◆ **Task material**:
::::

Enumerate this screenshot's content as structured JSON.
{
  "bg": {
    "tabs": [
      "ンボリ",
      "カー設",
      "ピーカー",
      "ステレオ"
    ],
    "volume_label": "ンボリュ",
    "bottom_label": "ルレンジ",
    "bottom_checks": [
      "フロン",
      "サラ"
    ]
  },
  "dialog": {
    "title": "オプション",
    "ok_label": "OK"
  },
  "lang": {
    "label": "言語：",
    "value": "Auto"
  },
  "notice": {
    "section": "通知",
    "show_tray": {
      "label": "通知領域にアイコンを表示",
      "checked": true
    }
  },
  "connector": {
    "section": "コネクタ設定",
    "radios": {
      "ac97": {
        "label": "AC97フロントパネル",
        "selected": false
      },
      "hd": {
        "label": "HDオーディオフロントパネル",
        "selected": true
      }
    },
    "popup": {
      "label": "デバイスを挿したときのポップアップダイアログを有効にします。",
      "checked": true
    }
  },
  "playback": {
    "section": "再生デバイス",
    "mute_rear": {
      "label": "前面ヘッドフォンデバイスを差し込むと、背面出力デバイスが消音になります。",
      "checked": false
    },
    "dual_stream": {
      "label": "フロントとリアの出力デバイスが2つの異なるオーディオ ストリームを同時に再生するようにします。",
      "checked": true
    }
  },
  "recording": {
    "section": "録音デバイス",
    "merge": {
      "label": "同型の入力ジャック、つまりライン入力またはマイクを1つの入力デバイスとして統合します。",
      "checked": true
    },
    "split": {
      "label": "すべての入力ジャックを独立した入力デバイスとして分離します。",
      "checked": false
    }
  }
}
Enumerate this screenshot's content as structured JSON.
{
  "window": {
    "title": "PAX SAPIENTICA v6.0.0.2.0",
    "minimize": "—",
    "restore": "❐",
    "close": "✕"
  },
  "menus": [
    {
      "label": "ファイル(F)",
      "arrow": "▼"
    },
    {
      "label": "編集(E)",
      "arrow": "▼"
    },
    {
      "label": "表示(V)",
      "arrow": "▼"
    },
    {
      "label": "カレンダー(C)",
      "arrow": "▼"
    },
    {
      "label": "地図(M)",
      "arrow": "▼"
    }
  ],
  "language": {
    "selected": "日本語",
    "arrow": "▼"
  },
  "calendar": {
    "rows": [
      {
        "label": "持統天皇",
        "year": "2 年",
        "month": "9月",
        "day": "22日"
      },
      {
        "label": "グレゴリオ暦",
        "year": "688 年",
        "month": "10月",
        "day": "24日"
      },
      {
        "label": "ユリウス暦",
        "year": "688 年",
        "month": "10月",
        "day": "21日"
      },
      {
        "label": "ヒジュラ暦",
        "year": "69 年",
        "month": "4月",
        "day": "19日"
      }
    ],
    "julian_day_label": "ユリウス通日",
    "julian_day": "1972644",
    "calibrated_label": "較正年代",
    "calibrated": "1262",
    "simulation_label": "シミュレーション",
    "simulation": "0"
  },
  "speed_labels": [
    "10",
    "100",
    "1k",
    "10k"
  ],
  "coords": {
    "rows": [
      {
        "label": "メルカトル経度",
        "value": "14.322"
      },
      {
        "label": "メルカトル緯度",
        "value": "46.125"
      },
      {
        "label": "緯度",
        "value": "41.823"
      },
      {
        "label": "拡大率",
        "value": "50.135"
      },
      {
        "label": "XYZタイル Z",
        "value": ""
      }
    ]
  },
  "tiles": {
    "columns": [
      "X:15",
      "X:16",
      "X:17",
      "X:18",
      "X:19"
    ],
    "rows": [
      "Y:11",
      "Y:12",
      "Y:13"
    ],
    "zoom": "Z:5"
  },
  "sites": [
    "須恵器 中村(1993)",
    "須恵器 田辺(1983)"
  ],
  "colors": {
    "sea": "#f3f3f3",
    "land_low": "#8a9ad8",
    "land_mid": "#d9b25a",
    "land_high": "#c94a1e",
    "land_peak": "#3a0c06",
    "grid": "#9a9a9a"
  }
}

::::

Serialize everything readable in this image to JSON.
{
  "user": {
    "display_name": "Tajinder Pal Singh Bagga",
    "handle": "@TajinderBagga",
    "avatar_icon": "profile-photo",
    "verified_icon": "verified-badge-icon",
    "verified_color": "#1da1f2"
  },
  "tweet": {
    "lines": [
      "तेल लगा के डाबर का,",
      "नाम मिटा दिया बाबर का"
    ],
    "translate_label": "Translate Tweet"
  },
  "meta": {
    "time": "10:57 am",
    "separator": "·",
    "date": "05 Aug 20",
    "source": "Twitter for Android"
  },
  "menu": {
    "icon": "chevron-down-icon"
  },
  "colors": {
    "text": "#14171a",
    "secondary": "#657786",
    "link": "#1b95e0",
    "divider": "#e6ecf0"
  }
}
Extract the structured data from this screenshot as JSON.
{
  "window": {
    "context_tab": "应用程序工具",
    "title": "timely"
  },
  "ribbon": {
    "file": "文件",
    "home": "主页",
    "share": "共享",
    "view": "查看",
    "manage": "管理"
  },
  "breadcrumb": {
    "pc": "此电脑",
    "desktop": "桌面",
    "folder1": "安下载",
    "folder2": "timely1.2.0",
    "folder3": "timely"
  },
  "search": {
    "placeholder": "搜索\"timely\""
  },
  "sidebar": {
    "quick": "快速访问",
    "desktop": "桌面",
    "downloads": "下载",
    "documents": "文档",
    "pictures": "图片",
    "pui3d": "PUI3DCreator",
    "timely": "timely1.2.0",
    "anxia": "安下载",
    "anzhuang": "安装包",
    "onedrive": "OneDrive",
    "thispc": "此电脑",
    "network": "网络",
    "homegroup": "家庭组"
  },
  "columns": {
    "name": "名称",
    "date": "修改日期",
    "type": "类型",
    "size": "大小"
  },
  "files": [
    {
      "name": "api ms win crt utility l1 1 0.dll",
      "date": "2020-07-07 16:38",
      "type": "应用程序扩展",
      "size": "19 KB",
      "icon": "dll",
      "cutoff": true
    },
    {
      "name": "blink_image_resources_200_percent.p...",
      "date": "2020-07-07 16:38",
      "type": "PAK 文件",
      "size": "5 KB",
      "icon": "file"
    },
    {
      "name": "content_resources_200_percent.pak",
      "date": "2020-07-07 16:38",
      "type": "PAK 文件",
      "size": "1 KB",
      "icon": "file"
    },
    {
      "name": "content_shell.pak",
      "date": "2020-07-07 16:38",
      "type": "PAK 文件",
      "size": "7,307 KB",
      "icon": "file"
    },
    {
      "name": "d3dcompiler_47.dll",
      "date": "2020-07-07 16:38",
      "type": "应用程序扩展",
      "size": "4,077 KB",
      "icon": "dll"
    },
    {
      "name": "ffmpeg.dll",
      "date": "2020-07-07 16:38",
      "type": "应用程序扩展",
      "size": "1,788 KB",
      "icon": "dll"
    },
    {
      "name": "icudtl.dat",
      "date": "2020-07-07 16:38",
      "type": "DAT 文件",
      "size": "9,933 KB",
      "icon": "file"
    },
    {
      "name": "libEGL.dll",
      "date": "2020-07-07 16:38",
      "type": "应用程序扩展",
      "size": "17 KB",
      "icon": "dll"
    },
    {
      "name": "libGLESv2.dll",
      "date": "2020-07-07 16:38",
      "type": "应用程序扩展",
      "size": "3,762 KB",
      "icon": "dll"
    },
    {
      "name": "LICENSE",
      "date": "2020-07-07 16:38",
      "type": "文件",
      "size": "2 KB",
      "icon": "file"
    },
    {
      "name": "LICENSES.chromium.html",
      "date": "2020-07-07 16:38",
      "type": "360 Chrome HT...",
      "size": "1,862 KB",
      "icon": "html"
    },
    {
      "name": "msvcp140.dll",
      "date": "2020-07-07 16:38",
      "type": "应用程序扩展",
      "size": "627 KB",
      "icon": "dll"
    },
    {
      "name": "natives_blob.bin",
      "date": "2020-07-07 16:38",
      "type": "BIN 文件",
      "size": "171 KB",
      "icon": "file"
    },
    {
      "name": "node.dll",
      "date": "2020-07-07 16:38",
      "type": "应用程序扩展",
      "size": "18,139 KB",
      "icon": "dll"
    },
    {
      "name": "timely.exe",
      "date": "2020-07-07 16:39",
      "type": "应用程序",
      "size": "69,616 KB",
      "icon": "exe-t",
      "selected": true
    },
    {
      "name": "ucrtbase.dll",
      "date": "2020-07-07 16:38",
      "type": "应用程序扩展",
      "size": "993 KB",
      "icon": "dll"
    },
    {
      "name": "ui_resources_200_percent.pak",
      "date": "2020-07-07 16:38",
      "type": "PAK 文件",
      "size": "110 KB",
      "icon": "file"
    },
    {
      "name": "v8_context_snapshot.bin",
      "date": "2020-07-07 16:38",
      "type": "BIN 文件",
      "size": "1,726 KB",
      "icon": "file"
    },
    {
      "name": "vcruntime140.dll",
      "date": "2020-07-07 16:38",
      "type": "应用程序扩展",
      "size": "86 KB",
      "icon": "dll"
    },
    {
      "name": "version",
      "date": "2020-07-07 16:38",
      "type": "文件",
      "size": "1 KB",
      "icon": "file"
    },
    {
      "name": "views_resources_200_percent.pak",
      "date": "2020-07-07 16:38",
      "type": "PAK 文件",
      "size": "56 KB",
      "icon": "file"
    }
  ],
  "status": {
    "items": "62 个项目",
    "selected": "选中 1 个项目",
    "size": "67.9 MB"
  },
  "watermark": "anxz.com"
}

::::

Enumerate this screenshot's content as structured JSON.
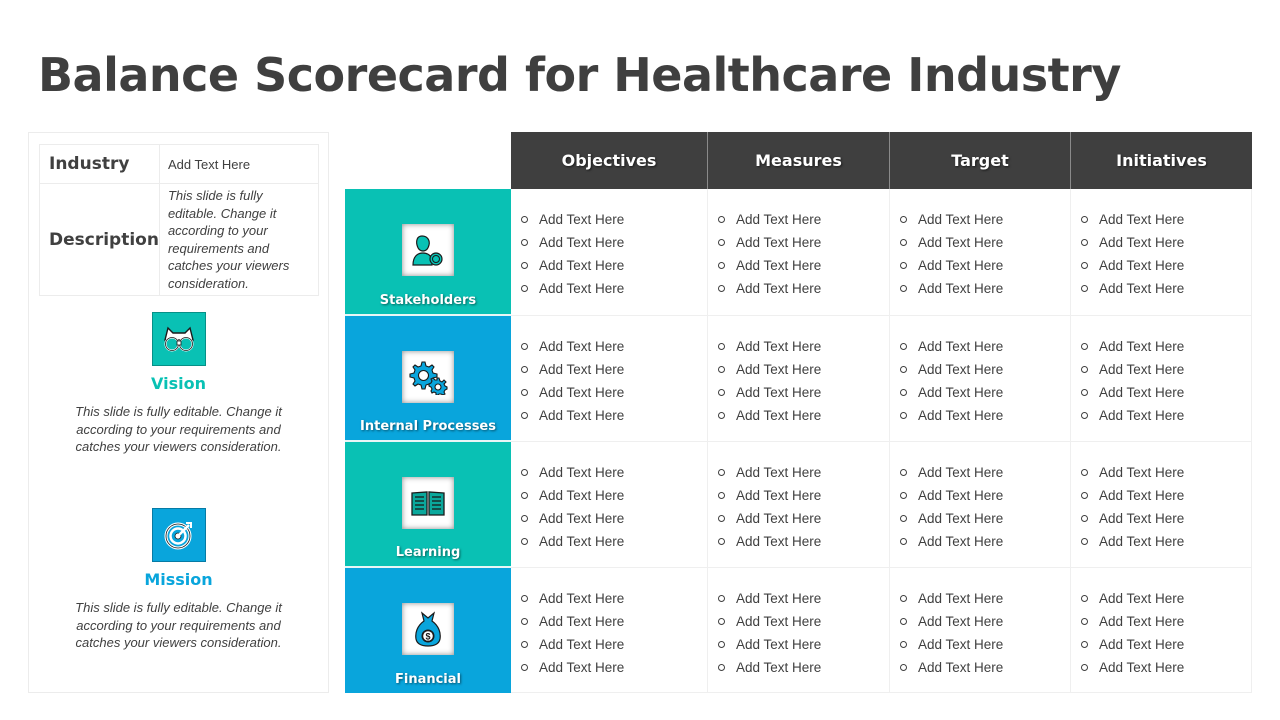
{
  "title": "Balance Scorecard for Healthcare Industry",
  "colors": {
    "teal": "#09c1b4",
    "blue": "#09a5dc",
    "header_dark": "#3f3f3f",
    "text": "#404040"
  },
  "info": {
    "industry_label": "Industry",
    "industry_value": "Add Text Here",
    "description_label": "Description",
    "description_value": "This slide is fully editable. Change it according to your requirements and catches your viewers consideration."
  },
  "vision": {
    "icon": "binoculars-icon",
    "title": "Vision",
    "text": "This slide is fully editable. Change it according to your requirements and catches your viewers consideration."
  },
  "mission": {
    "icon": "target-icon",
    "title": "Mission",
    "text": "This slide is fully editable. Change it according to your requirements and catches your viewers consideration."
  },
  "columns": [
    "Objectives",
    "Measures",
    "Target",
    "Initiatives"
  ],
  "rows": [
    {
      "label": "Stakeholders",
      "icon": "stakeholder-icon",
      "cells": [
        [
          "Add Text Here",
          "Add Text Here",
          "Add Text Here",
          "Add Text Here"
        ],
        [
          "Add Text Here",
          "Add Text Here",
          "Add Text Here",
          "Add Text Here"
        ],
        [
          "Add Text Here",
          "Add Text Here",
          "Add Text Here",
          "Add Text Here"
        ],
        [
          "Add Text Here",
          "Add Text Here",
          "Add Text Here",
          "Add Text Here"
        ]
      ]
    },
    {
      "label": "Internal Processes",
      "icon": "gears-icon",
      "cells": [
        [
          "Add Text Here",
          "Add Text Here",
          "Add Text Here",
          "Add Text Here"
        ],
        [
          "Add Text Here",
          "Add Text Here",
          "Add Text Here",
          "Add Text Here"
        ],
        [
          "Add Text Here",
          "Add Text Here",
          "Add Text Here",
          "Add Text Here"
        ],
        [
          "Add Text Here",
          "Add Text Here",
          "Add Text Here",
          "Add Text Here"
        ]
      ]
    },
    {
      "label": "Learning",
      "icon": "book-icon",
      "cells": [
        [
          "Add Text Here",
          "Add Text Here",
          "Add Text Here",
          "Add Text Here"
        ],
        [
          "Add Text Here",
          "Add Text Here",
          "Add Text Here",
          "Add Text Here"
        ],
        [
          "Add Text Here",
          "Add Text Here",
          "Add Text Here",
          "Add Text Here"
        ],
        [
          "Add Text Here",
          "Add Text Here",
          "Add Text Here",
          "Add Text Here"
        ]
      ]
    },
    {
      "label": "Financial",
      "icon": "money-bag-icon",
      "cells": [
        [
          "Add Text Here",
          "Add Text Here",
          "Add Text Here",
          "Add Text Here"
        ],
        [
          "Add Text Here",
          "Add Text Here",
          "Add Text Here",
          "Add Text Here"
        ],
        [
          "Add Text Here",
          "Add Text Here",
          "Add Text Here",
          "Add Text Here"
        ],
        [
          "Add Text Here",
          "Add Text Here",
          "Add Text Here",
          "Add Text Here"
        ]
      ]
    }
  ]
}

::::

◆ **Stated task**:
Check each line of the records for "html" and copy the ones that contain it.

◆ **Finished task**:
      "name": "LICENSES.chromium.html",
      "icon": "html"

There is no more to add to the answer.